## Records from a data source
·····

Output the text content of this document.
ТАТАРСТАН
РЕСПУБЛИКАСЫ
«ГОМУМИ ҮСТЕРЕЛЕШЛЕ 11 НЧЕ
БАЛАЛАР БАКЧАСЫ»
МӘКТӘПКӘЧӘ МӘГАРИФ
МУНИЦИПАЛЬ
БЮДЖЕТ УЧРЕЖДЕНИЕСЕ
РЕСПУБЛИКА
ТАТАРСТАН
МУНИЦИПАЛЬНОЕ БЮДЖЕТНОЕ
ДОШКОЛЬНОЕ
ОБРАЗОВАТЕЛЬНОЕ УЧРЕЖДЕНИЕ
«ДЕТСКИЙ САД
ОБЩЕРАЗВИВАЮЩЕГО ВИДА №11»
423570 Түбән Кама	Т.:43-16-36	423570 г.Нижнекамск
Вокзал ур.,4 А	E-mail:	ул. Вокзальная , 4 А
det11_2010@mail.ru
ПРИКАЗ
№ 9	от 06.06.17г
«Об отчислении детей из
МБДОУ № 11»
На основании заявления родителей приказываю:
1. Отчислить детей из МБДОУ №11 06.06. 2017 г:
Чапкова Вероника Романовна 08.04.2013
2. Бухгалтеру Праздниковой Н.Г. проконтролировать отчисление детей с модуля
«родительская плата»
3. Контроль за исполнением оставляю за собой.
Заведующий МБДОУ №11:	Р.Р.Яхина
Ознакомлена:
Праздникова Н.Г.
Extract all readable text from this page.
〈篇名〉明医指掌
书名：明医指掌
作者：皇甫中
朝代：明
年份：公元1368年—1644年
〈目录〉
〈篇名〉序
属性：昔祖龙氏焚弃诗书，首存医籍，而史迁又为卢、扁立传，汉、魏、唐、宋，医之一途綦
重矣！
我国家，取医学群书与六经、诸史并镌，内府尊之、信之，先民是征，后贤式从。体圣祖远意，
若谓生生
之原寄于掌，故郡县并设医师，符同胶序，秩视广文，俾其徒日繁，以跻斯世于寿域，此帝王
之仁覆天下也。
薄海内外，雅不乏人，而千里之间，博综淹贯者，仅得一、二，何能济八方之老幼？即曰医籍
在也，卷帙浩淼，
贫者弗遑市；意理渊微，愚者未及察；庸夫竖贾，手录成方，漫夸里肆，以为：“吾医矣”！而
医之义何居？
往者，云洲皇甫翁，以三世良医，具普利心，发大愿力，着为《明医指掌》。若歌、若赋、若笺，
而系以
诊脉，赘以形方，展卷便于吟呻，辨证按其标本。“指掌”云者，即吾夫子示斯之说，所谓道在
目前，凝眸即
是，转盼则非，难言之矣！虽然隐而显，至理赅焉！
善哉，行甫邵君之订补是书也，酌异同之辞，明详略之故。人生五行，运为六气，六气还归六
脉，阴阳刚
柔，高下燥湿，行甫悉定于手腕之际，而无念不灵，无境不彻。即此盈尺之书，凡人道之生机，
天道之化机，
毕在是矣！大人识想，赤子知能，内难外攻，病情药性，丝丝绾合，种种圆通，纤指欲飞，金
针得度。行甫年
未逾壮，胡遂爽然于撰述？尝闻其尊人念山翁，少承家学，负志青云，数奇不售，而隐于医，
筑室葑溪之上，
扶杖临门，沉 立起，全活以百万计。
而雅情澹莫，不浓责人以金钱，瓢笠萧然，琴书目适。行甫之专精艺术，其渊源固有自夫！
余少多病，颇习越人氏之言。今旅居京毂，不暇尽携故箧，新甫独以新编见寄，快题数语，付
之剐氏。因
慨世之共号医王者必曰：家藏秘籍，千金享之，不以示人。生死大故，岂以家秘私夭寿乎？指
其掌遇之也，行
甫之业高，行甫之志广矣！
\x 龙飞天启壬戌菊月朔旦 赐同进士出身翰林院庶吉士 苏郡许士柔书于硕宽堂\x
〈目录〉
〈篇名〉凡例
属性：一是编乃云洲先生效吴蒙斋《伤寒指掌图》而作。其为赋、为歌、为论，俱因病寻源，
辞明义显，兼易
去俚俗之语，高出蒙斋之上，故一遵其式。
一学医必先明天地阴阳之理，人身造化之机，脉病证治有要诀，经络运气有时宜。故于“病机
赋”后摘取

·····

## What to produce
Return each entry from the material above exactly as it appears.

## Final result
Output the text content of this document.
ТАТАРСТАН
РЕСПУБЛИКАСЫ
«ГОМУМИ ҮСТЕРЕЛЕШЛЕ 11 НЧЕ
БАЛАЛАР БАКЧАСЫ»
МӘКТӘПКӘЧӘ МӘГАРИФ
МУНИЦИПАЛЬ
БЮДЖЕТ УЧРЕЖДЕНИЕСЕ
РЕСПУБЛИКА
ТАТАРСТАН
МУНИЦИПАЛЬНОЕ БЮДЖЕТНОЕ
ДОШКОЛЬНОЕ
ОБРАЗОВАТЕЛЬНОЕ УЧРЕЖДЕНИЕ
«ДЕТСКИЙ САД
ОБЩЕРАЗВИВАЮЩЕГО ВИДА №11»
423570 Түбән Кама	Т.:43-16-36	423570 г.Нижнекамск
Вокзал ур.,4 А	E-mail:	ул. Вокзальная , 4 А
det11_2010@mail.ru
ПРИКАЗ
№ 9	от 06.06.17г
«Об отчислении детей из
МБДОУ № 11»
На основании заявления родителей приказываю:
1. Отчислить детей из МБДОУ №11 06.06. 2017 г:
Чапкова Вероника Романовна 08.04.2013
2. Бухгалтеру Праздниковой Н.Г. проконтролировать отчисление детей с модуля
«родительская плата»
3. Контроль за исполнением оставляю за собой.
Заведующий МБДОУ №11:	Р.Р.Яхина
Ознакомлена:
Праздникова Н.Г.
Extract all readable text from this page.
〈篇名〉明医指掌
书名：明医指掌
作者：皇甫中
朝代：明
年份：公元1368年—1644年
〈目录〉
〈篇名〉序
属性：昔祖龙氏焚弃诗书，首存医籍，而史迁又为卢、扁立传，汉、魏、唐、宋，医之一途綦
重矣！
我国家，取医学群书与六经、诸史并镌，内府尊之、信之，先民是征，后贤式从。体圣祖远意，
若谓生生
之原寄于掌，故郡县并设医师，符同胶序，秩视广文，俾其徒日繁，以跻斯世于寿域，此帝王
之仁覆天下也。
薄海内外，雅不乏人，而千里之间，博综淹贯者，仅得一、二，何能济八方之老幼？即曰医籍
在也，卷帙浩淼，
贫者弗遑市；意理渊微，愚者未及察；庸夫竖贾，手录成方，漫夸里肆，以为：“吾医矣”！而
医之义何居？
往者，云洲皇甫翁，以三世良医，具普利心，发大愿力，着为《明医指掌》。若歌、若赋、若笺，
而系以
诊脉，赘以形方，展卷便于吟呻，辨证按其标本。“指掌”云者，即吾夫子示斯之说，所谓道在
目前，凝眸即
是，转盼则非，难言之矣！虽然隐而显，至理赅焉！
善哉，行甫邵君之订补是书也，酌异同之辞，明详略之故。人生五行，运为六气，六气还归六
脉，阴阳刚
柔，高下燥湿，行甫悉定于手腕之际，而无念不灵，无境不彻。即此盈尺之书，凡人道之生机，
天道之化机，
毕在是矣！大人识想，赤子知能，内难外攻，病情药性，丝丝绾合，种种圆通，纤指欲飞，金
针得度。行甫年
未逾壮，胡遂爽然于撰述？尝闻其尊人念山翁，少承家学，负志青云，数奇不售，而隐于医，
筑室葑溪之上，
扶杖临门，沉 立起，全活以百万计。
而雅情澹莫，不浓责人以金钱，瓢笠萧然，琴书目适。行甫之专精艺术，其渊源固有自夫！
余少多病，颇习越人氏之言。今旅居京毂，不暇尽携故箧，新甫独以新编见寄，快题数语，付
之剐氏。因
慨世之共号医王者必曰：家藏秘籍，千金享之，不以示人。生死大故，岂以家秘私夭寿乎？指
其掌遇之也，行
甫之业高，行甫之志广矣！
\x 龙飞天启壬戌菊月朔旦 赐同进士出身翰林院庶吉士 苏郡许士柔书于硕宽堂\x
〈目录〉
〈篇名〉凡例
属性：一是编乃云洲先生效吴蒙斋《伤寒指掌图》而作。其为赋、为歌、为论，俱因病寻源，
辞明义显，兼易
去俚俗之语，高出蒙斋之上，故一遵其式。
一学医必先明天地阴阳之理，人身造化之机，脉病证治有要诀，经络运气有时宜。故于“病机
赋”后摘取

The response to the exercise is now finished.